Data entries for graphics:

==*==

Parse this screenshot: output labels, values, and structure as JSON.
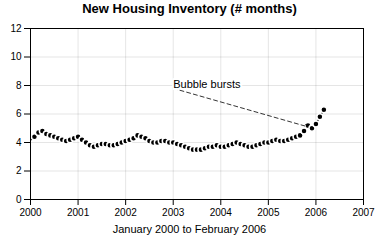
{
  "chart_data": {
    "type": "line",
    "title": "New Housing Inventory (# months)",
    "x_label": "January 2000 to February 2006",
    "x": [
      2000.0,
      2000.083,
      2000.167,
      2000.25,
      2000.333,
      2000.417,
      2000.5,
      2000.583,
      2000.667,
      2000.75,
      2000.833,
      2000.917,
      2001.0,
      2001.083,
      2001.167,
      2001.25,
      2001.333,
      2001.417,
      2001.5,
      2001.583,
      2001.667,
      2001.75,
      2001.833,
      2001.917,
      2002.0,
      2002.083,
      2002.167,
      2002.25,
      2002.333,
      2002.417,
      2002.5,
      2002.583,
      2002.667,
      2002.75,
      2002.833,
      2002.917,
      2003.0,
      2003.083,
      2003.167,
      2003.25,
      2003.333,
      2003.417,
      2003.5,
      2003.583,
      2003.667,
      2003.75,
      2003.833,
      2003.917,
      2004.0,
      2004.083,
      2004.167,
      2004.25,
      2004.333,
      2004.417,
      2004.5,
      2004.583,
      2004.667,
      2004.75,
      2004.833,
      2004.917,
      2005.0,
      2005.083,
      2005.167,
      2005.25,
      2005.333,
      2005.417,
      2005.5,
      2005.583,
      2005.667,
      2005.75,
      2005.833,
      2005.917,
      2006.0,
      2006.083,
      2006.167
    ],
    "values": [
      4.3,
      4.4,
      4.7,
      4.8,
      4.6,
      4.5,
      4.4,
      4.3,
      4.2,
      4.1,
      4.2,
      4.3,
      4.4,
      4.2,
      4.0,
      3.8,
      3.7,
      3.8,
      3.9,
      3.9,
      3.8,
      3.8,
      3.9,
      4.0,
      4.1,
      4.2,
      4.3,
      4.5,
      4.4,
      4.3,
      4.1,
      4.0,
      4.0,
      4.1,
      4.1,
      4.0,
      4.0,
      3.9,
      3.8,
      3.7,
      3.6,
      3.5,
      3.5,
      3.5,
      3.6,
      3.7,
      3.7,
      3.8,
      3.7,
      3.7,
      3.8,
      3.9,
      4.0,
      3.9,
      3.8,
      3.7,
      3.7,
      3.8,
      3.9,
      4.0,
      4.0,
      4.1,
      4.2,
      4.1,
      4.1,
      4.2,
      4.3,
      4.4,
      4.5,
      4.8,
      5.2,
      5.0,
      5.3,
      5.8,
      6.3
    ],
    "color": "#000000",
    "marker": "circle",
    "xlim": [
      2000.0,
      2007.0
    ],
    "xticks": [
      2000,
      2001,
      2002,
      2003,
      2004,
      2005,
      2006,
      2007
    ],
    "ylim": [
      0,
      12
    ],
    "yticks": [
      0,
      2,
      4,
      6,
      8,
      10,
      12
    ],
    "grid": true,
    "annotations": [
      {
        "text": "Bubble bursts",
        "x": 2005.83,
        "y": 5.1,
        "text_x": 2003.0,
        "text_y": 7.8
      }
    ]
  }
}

==*==

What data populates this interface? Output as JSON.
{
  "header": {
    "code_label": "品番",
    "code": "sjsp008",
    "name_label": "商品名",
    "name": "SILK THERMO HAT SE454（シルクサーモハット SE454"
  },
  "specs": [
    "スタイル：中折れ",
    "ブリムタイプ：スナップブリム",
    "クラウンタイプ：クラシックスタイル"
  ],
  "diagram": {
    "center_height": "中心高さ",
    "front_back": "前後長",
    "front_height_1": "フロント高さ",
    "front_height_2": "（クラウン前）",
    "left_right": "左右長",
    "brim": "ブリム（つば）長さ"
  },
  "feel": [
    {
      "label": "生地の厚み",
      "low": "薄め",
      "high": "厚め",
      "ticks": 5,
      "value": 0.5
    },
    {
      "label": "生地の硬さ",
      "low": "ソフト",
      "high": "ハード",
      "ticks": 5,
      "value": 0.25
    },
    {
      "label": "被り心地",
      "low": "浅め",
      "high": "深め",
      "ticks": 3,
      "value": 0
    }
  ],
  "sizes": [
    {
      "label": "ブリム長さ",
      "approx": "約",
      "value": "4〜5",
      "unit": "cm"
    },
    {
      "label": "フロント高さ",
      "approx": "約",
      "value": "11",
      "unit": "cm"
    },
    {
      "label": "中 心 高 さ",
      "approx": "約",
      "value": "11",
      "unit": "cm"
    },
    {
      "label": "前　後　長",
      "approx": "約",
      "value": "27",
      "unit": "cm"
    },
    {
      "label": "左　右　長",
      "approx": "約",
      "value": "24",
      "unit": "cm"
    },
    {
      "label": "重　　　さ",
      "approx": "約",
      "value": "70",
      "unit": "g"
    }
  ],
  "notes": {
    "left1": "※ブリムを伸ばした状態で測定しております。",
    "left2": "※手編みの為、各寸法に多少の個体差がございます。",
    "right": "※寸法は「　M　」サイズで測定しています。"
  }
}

==*==

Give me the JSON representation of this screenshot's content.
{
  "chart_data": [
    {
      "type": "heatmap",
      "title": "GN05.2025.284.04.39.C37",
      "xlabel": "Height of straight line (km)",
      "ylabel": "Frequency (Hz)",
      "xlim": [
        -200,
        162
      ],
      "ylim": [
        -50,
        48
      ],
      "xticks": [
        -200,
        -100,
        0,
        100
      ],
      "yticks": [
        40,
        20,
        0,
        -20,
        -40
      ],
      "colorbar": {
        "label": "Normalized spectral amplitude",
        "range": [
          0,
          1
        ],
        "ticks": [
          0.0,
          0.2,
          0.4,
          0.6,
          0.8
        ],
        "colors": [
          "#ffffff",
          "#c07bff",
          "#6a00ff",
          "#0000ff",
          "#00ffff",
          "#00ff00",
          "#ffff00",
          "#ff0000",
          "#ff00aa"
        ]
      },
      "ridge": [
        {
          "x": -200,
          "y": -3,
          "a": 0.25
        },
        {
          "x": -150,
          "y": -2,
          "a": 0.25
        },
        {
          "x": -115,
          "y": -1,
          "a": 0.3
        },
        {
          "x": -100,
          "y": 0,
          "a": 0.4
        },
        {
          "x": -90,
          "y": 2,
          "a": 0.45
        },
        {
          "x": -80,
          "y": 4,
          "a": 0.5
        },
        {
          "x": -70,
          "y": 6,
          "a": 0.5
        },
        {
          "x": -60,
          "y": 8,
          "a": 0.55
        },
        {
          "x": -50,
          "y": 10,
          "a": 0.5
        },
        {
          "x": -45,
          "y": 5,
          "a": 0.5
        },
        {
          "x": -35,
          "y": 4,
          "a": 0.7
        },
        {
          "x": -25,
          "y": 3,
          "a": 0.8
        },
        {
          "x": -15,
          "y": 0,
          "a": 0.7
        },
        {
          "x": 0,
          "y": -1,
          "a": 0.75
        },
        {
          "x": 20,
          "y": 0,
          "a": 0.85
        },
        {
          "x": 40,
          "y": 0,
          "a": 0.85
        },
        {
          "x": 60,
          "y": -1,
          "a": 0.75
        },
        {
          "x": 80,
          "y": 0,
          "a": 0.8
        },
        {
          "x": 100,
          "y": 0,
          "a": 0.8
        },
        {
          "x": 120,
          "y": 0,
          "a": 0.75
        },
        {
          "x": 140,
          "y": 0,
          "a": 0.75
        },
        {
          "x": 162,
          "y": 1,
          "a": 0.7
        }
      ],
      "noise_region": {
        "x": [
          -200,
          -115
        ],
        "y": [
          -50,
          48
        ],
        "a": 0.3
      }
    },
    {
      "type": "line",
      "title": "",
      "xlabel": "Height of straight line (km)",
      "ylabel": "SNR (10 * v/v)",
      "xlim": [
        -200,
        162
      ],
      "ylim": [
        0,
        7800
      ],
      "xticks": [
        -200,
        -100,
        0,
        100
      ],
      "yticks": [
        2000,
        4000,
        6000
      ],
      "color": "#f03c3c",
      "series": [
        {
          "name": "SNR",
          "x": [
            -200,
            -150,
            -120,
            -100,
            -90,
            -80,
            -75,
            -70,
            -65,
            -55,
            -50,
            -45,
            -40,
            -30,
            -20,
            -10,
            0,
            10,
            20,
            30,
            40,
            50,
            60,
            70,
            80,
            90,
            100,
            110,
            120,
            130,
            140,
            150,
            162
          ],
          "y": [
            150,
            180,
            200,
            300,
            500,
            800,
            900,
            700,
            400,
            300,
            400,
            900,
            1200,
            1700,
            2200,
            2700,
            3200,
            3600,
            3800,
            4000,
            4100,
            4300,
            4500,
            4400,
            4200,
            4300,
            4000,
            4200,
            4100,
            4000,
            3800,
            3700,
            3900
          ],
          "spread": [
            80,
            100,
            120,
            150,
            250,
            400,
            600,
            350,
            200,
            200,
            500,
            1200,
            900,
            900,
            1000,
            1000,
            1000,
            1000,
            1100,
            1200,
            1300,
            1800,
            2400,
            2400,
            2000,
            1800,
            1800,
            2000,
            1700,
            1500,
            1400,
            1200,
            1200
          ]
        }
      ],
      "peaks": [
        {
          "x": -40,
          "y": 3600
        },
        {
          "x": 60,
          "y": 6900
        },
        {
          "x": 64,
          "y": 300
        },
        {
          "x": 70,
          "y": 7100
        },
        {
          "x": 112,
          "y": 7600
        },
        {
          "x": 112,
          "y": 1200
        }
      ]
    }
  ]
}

==*==

• **EXERCISE AIM**:
State the number of lines in the preceding entries that include the word "JSON". Provide nothing else.

• **ANSWER**:
3